═══ SELECTED TEXT

Saturday, April 10, 2010

Let's celebrate!



I was raised in Virginia, and still go back there several times a year to visit my family. I think it's a beautiful area - shares a border with Washington, DC, just a few hours from Appalachia, looks out to the Atlantic Ocean. The North is strange and full of spies (many of my friends as a child had spies for parents, working at the local CIA or in the Pentagon or any of the dozens of unmarked buildings in my hometown) and the South is mostly without money and made up of former plantations. When we go south to visit my dad's family, we go to the black neighborhoods of Hampton Roads. Chain stores, wooden houses with porches, fried chicken, churches. When we return home north we are amongst chain stores, brick houses with porches, patties and pupusas and Indian food, and churches. This is home to me.

And Governor McDonnell. And why shouldn't it be? Our ancestors fought to keep this home. Whose ancestors? Who cares? God bless America where states rights still exist and we have the privilege of celebrating the treasonous and genocidal human-rights violators that were defeated by our current government. This is what distinguishes us from those barbaric anti-Hitler Germans, anti-Mussolini Italians, anti-Apartheid South Africans, anti-Junta Argentines, anti-Ottoman Turks. And so forth. Yo, they wish they could get free like this.

══════
═══ GIVEN RECORDS

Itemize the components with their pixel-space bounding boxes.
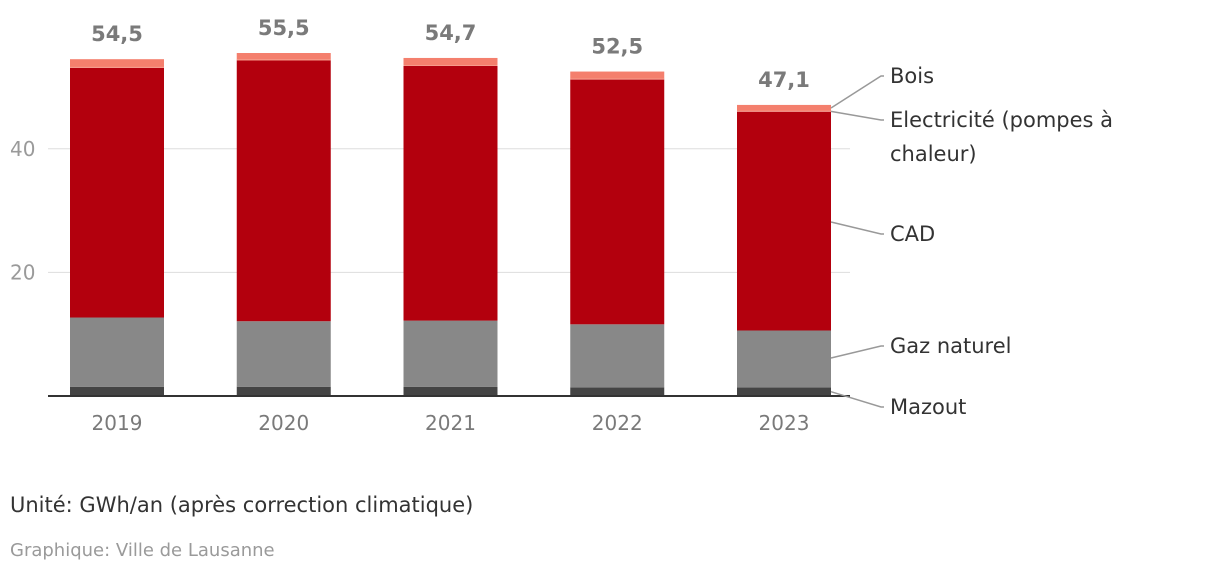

══════
═══ GIVEN RECORDS

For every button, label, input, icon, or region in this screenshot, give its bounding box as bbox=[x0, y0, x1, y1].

══════

* WORK TO COMPLETE *
a) Could you rewrite the paragraph in the Virginia post that begins "I was raised in Virginia" as a short bulleted list that keeps its main facts?
b) Can you carry on the Virginia post with a new paragraph that follows its final sentence?

* RESPONSES TO THE EXERCISE *
a)
- The writer grew up in Virginia and still visits family there several times a year.
- The writer finds the area beautiful. It borders Washington, DC, lies a few hours from Appalachia, and faces the Atlantic Ocean.
- The North is strange and full of spies. Many of the writer's childhood friends had parents working at the CIA, the Pentagon, or unmarked buildings in the hometown.
- The South is mostly without money and made up of former plantations.
- Visits to the father's family take the writer to the black neighborhoods of Hampton Roads, with chain stores, wooden houses with porches, fried chicken, and churches.
- Back home in the North there are chain stores, brick houses with porches, patties, pupusas, Indian food, and churches.
- The writer calls all of this home.

b)
Yes, of course we should study this moment in history - but not from our contemporary perspective as United States citizens working to unlearn racism and somehow wrestle free of the indelible legacy of slavery which has currently manifested as prisons, crack, AIDS, dirty mind tricks, sub-par education, no options, feelings of stupidity and inadequacy and ugliness, disrespect, shame, erasure from history. Yes, we should study this moment in history which has actually destroyed our communities and continues to, which has made some people and companies very rich and continues to, which legally established a social order along a hierarchy of despair and continues to. But, no, we should not study this moment in history from the perspective of liberated peoples of 2010, but from the perspective of treasonous and genocidal human-rights violators. Ah, Confederate History Month.

Well, played, McDonnell - a brilliant idea!

And to create such a straw man just before you add another requirement to the list of tests nonviolent ex-offenders must pass in Virginia to be able to vote! Absolute genius! Someday, 150 years from now, we will hopefully have a month to look back on you, and your idiot legacy. And, actually, what we will find is that it's not just you. It's a lot of people who, because of racism (invented by your ancestors, not mine) and concurrent decision to kidnap millions and either kill them or try to kill them, I am forced to share a country with. You are my countrymen, you idiots, you embarassingly ignorant and out-of-date jackasses, you loud and hard-of-hearing monstrosities. When we look back on this moment in history, we will find it wasn't just McDonnell, not at all. That's what frightens me.

I wanna go back home...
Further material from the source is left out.